What to produce —
Gather every line of the entries that includes the word "collagen".

Data supplied —
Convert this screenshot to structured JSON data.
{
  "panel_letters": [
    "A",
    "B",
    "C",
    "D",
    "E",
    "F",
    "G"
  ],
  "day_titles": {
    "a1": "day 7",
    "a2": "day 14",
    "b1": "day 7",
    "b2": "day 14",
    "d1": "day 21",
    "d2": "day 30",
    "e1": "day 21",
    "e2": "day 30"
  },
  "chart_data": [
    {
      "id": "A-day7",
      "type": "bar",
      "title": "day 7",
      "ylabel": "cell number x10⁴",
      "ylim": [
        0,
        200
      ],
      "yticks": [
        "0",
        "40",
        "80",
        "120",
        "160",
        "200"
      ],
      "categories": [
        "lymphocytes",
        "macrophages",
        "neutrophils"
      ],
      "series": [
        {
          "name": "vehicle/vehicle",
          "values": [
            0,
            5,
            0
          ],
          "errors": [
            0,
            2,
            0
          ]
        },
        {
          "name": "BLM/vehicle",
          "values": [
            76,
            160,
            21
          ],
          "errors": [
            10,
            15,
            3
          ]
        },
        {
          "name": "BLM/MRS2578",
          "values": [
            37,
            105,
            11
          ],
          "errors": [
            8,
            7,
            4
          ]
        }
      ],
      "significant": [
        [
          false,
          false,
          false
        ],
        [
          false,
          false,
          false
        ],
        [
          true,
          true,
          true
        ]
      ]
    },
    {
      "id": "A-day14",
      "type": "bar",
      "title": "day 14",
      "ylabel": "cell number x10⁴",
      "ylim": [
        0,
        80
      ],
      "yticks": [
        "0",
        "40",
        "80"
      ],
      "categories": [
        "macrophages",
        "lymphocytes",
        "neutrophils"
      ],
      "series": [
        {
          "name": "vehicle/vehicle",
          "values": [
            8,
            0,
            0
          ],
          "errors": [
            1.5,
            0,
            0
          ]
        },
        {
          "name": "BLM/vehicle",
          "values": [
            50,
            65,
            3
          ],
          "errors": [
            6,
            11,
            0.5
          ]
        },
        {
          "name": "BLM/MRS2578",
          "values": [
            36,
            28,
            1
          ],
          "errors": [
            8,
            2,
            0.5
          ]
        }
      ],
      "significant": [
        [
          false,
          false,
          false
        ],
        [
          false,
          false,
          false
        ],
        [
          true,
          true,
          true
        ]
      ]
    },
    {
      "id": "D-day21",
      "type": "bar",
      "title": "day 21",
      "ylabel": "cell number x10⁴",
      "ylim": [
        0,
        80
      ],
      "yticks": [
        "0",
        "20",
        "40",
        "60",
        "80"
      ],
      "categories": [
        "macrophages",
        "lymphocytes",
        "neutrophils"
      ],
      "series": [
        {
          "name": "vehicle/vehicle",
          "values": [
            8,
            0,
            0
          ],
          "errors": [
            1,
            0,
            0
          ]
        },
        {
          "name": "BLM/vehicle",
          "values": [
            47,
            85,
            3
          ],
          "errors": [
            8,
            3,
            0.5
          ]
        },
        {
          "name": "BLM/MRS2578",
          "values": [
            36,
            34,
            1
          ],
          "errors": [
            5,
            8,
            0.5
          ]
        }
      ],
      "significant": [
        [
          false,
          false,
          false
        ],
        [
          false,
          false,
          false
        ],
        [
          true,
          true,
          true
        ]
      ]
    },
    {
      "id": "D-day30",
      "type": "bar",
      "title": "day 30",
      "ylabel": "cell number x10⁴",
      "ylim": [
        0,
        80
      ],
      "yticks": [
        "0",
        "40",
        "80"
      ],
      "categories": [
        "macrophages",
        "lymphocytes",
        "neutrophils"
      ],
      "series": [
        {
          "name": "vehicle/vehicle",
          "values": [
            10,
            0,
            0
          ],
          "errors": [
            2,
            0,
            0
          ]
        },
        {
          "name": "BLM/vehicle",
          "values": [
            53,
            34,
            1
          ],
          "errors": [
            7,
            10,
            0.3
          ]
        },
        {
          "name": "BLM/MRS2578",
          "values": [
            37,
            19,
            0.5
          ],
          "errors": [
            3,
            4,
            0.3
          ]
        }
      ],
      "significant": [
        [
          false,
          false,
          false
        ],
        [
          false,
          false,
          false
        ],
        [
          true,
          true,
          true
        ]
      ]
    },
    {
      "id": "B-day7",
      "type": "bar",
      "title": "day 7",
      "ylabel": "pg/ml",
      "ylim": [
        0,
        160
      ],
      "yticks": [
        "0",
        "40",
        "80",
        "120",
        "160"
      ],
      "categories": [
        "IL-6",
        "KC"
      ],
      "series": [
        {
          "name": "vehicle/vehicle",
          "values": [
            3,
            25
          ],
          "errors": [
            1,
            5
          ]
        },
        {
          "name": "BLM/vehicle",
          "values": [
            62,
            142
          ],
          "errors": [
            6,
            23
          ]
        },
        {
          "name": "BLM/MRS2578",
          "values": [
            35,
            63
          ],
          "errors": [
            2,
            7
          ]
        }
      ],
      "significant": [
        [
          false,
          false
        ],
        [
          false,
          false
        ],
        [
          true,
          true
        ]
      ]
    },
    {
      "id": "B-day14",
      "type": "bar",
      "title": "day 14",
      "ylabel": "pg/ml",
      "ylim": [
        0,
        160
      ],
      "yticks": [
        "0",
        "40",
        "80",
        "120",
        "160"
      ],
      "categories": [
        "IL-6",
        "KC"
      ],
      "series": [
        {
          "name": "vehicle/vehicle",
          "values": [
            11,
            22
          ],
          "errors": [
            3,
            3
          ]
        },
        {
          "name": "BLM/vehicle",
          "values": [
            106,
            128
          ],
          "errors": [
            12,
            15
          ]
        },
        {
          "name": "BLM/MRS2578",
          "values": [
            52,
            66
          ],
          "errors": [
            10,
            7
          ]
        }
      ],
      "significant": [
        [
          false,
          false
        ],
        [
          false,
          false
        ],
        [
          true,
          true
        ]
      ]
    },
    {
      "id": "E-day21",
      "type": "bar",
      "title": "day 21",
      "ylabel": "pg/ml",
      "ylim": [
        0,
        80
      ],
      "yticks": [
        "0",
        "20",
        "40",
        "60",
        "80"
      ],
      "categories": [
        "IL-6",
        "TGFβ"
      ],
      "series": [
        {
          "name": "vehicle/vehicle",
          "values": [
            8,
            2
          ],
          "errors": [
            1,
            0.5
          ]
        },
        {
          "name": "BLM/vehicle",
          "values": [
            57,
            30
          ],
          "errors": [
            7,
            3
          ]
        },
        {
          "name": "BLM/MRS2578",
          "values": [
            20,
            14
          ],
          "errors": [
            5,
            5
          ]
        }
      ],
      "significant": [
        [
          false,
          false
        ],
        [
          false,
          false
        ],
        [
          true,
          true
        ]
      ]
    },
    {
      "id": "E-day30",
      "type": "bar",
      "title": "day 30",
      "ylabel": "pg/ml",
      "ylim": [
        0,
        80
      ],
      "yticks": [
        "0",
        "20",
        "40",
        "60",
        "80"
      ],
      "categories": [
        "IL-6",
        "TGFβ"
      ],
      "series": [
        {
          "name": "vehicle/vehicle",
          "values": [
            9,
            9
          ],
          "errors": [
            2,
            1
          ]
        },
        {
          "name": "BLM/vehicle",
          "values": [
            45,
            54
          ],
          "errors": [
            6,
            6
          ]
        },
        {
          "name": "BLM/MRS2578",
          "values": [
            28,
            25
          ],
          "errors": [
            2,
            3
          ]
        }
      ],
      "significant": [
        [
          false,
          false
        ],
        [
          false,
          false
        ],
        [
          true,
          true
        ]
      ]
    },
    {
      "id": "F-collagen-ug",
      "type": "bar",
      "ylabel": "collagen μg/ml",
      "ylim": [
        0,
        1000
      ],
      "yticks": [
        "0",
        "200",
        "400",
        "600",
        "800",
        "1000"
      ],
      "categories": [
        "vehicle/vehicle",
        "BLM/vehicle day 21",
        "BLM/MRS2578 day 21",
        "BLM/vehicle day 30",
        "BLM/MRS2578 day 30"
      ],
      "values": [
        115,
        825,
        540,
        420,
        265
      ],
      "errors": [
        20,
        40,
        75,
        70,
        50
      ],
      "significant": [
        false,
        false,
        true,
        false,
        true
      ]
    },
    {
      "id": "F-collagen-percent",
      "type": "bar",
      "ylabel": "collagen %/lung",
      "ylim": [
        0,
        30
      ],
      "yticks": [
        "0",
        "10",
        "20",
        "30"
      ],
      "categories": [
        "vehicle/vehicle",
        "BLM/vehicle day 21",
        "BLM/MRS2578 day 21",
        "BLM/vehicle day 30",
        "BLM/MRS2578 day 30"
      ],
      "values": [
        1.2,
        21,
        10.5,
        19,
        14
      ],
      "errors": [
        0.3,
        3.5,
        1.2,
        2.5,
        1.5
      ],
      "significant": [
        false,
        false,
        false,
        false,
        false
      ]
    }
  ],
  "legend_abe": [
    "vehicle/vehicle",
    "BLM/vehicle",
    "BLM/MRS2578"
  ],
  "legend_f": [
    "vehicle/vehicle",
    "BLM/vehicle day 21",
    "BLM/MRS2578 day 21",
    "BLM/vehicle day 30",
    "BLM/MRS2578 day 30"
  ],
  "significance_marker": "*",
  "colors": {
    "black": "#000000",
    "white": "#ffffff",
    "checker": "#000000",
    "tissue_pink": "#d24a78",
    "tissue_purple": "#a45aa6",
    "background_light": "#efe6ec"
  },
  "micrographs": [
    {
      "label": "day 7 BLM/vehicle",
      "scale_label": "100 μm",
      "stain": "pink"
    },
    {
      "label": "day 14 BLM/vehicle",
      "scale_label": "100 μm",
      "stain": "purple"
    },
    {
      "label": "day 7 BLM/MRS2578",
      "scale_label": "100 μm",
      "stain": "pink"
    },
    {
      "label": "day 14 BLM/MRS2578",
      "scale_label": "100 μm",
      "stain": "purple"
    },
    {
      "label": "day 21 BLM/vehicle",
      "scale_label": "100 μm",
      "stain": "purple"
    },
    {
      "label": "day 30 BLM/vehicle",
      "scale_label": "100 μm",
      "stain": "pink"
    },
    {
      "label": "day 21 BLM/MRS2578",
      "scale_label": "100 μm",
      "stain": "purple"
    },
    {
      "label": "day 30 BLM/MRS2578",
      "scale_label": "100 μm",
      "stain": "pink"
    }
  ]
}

Written response —
      "id": "F-collagen-ug",
      "ylabel": "collagen μg/ml",
      "id": "F-collagen-percent",
      "ylabel": "collagen %/lung",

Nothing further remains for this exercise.